WHAT TO DO: Pull each line containing "name" out of the data and copy it.

====== MATERIAL FOR THIS EXERCISE

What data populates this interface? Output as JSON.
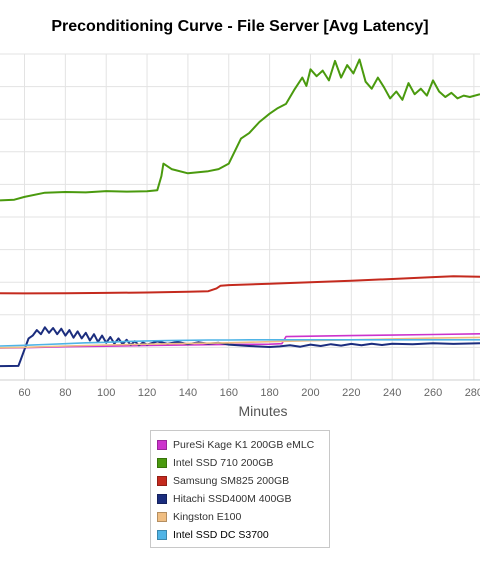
{
  "chart_data": {
    "type": "line",
    "title": "Preconditioning Curve - File Server [Avg Latency]",
    "xlabel": "Minutes",
    "ylabel": "",
    "xlim": [
      48,
      283
    ],
    "x_ticks": [
      60,
      80,
      100,
      120,
      140,
      160,
      180,
      200,
      220,
      240,
      260,
      280
    ],
    "grid": true,
    "legend": "bottom-center",
    "series": [
      {
        "name": "PureSi Kage K1 200GB eMLC",
        "color": "#cc33cc",
        "points": [
          [
            48,
            0.23
          ],
          [
            60,
            0.233
          ],
          [
            80,
            0.24
          ],
          [
            100,
            0.244
          ],
          [
            120,
            0.249
          ],
          [
            140,
            0.252
          ],
          [
            160,
            0.256
          ],
          [
            180,
            0.258
          ],
          [
            186,
            0.262
          ],
          [
            188,
            0.313
          ],
          [
            200,
            0.316
          ],
          [
            220,
            0.32
          ],
          [
            240,
            0.324
          ],
          [
            260,
            0.328
          ],
          [
            283,
            0.333
          ]
        ]
      },
      {
        "name": "Intel SSD 710 200GB",
        "color": "#4a9a0e",
        "points": [
          [
            48,
            1.295
          ],
          [
            55,
            1.3
          ],
          [
            60,
            1.32
          ],
          [
            70,
            1.35
          ],
          [
            80,
            1.355
          ],
          [
            90,
            1.352
          ],
          [
            100,
            1.362
          ],
          [
            110,
            1.358
          ],
          [
            120,
            1.36
          ],
          [
            125,
            1.368
          ],
          [
            127,
            1.47
          ],
          [
            128,
            1.56
          ],
          [
            132,
            1.52
          ],
          [
            140,
            1.49
          ],
          [
            150,
            1.505
          ],
          [
            155,
            1.52
          ],
          [
            160,
            1.56
          ],
          [
            163,
            1.65
          ],
          [
            166,
            1.74
          ],
          [
            170,
            1.78
          ],
          [
            175,
            1.86
          ],
          [
            180,
            1.92
          ],
          [
            184,
            1.96
          ],
          [
            188,
            1.99
          ],
          [
            192,
            2.09
          ],
          [
            196,
            2.18
          ],
          [
            198,
            2.12
          ],
          [
            200,
            2.24
          ],
          [
            203,
            2.19
          ],
          [
            206,
            2.23
          ],
          [
            209,
            2.16
          ],
          [
            212,
            2.3
          ],
          [
            215,
            2.18
          ],
          [
            218,
            2.27
          ],
          [
            221,
            2.21
          ],
          [
            224,
            2.31
          ],
          [
            227,
            2.15
          ],
          [
            230,
            2.1
          ],
          [
            233,
            2.18
          ],
          [
            236,
            2.11
          ],
          [
            239,
            2.03
          ],
          [
            242,
            2.08
          ],
          [
            245,
            2.02
          ],
          [
            248,
            2.14
          ],
          [
            251,
            2.06
          ],
          [
            254,
            2.1
          ],
          [
            257,
            2.05
          ],
          [
            260,
            2.16
          ],
          [
            263,
            2.08
          ],
          [
            266,
            2.04
          ],
          [
            269,
            2.07
          ],
          [
            272,
            2.03
          ],
          [
            275,
            2.05
          ],
          [
            278,
            2.04
          ],
          [
            283,
            2.06
          ]
        ]
      },
      {
        "name": "Samsung SM825 200GB",
        "color": "#c42a1e",
        "points": [
          [
            48,
            0.625
          ],
          [
            60,
            0.624
          ],
          [
            80,
            0.626
          ],
          [
            100,
            0.628
          ],
          [
            120,
            0.631
          ],
          [
            140,
            0.636
          ],
          [
            150,
            0.64
          ],
          [
            154,
            0.66
          ],
          [
            156,
            0.68
          ],
          [
            160,
            0.684
          ],
          [
            180,
            0.694
          ],
          [
            200,
            0.704
          ],
          [
            220,
            0.716
          ],
          [
            240,
            0.728
          ],
          [
            260,
            0.742
          ],
          [
            270,
            0.748
          ],
          [
            283,
            0.745
          ]
        ]
      },
      {
        "name": "Hitachi SSD400M 400GB",
        "color": "#1b2d7e",
        "points": [
          [
            48,
            0.1
          ],
          [
            57,
            0.102
          ],
          [
            58,
            0.14
          ],
          [
            60,
            0.22
          ],
          [
            62,
            0.3
          ],
          [
            64,
            0.32
          ],
          [
            66,
            0.36
          ],
          [
            68,
            0.33
          ],
          [
            70,
            0.38
          ],
          [
            72,
            0.34
          ],
          [
            74,
            0.375
          ],
          [
            76,
            0.33
          ],
          [
            78,
            0.37
          ],
          [
            80,
            0.32
          ],
          [
            82,
            0.36
          ],
          [
            84,
            0.305
          ],
          [
            86,
            0.35
          ],
          [
            88,
            0.3
          ],
          [
            90,
            0.34
          ],
          [
            92,
            0.285
          ],
          [
            94,
            0.33
          ],
          [
            96,
            0.275
          ],
          [
            98,
            0.32
          ],
          [
            100,
            0.268
          ],
          [
            102,
            0.31
          ],
          [
            104,
            0.262
          ],
          [
            106,
            0.3
          ],
          [
            108,
            0.258
          ],
          [
            110,
            0.29
          ],
          [
            112,
            0.252
          ],
          [
            114,
            0.28
          ],
          [
            116,
            0.25
          ],
          [
            118,
            0.27
          ],
          [
            120,
            0.255
          ],
          [
            125,
            0.278
          ],
          [
            130,
            0.26
          ],
          [
            135,
            0.275
          ],
          [
            140,
            0.258
          ],
          [
            145,
            0.272
          ],
          [
            150,
            0.262
          ],
          [
            155,
            0.268
          ],
          [
            160,
            0.255
          ],
          [
            170,
            0.245
          ],
          [
            180,
            0.238
          ],
          [
            185,
            0.242
          ],
          [
            190,
            0.25
          ],
          [
            195,
            0.24
          ],
          [
            200,
            0.255
          ],
          [
            205,
            0.245
          ],
          [
            210,
            0.258
          ],
          [
            215,
            0.248
          ],
          [
            220,
            0.26
          ],
          [
            225,
            0.25
          ],
          [
            230,
            0.262
          ],
          [
            235,
            0.252
          ],
          [
            240,
            0.262
          ],
          [
            250,
            0.258
          ],
          [
            260,
            0.265
          ],
          [
            270,
            0.26
          ],
          [
            283,
            0.265
          ]
        ]
      },
      {
        "name": "Kingston E100",
        "color": "#f0be82",
        "points": [
          [
            48,
            0.232
          ],
          [
            60,
            0.236
          ],
          [
            80,
            0.245
          ],
          [
            100,
            0.252
          ],
          [
            120,
            0.258
          ],
          [
            140,
            0.264
          ],
          [
            160,
            0.268
          ],
          [
            180,
            0.276
          ],
          [
            200,
            0.283
          ],
          [
            220,
            0.29
          ],
          [
            240,
            0.296
          ],
          [
            260,
            0.302
          ],
          [
            283,
            0.307
          ]
        ]
      },
      {
        "name": "Intel SSD DC S3700",
        "color": "#4fb4e6",
        "points": [
          [
            48,
            0.245
          ],
          [
            60,
            0.25
          ],
          [
            70,
            0.256
          ],
          [
            80,
            0.262
          ],
          [
            90,
            0.268
          ],
          [
            100,
            0.272
          ],
          [
            110,
            0.278
          ],
          [
            120,
            0.282
          ],
          [
            130,
            0.284
          ],
          [
            140,
            0.286
          ],
          [
            150,
            0.288
          ],
          [
            160,
            0.288
          ],
          [
            170,
            0.29
          ],
          [
            180,
            0.29
          ],
          [
            190,
            0.29
          ],
          [
            200,
            0.29
          ],
          [
            210,
            0.29
          ],
          [
            220,
            0.29
          ],
          [
            230,
            0.29
          ],
          [
            240,
            0.29
          ],
          [
            250,
            0.29
          ],
          [
            260,
            0.29
          ],
          [
            270,
            0.29
          ],
          [
            283,
            0.29
          ]
        ]
      }
    ]
  }
}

============

RESULT FOR THIS TASK:
        "name": "PureSi Kage K1 200GB eMLC",
        "name": "Intel SSD 710 200GB",
        "name": "Samsung SM825 200GB",
        "name": "Hitachi SSD400M 400GB",
        "name": "Kingston E100",
        "name": "Intel SSD DC S3700",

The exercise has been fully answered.